Reproduce each of the lines word for word.

━━ Material provided ━━

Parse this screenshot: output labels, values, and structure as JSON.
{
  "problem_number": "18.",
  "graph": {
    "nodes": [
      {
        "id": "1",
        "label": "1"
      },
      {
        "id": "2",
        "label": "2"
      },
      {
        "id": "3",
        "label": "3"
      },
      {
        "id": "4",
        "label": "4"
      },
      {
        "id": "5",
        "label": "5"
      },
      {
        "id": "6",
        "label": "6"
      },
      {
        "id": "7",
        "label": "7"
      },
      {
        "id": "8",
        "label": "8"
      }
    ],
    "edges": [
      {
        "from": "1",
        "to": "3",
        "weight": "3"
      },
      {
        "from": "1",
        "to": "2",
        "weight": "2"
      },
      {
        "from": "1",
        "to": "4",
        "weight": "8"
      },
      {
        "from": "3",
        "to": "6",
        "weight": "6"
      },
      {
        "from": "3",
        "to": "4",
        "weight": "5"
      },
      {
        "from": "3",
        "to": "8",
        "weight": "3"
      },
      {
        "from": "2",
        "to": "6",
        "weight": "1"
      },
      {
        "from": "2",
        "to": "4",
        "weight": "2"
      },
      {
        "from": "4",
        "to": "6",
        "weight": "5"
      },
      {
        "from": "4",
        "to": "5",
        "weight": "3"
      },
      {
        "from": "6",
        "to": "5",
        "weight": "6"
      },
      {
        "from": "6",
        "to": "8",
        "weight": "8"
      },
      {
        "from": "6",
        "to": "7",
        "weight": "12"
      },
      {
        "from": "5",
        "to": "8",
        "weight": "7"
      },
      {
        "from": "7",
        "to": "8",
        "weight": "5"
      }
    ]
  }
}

━━━

Result:
Parse this screenshot: output labels, values, and structure as JSON.
{
  "problem_number": "18.",
  "graph": {
    "nodes": [
      {
        "id": "1",
        "label": "1"
      },
      {
        "id": "2",
        "label": "2"
      },
      {
        "id": "3",
        "label": "3"
      },
      {
        "id": "4",
        "label": "4"
      },
      {
        "id": "5",
        "label": "5"
      },
      {
        "id": "6",
        "label": "6"
      },
      {
        "id": "7",
        "label": "7"
      },
      {
        "id": "8",
        "label": "8"
      }
    ],
    "edges": [
      {
        "from": "1",
        "to": "3",
        "weight": "3"
      },
      {
        "from": "1",
        "to": "2",
        "weight": "2"
      },
      {
        "from": "1",
        "to": "4",
        "weight": "8"
      },
      {
        "from": "3",
        "to": "6",
        "weight": "6"
      },
      {
        "from": "3",
        "to": "4",
        "weight": "5"
      },
      {
        "from": "3",
        "to": "8",
        "weight": "3"
      },
      {
        "from": "2",
        "to": "6",
        "weight": "1"
      },
      {
        "from": "2",
        "to": "4",
        "weight": "2"
      },
      {
        "from": "4",
        "to": "6",
        "weight": "5"
      },
      {
        "from": "4",
        "to": "5",
        "weight": "3"
      },
      {
        "from": "6",
        "to": "5",
        "weight": "6"
      },
      {
        "from": "6",
        "to": "8",
        "weight": "8"
      },
      {
        "from": "6",
        "to": "7",
        "weight": "12"
      },
      {
        "from": "5",
        "to": "8",
        "weight": "7"
      },
      {
        "from": "7",
        "to": "8",
        "weight": "5"
      }
    ]
  }
}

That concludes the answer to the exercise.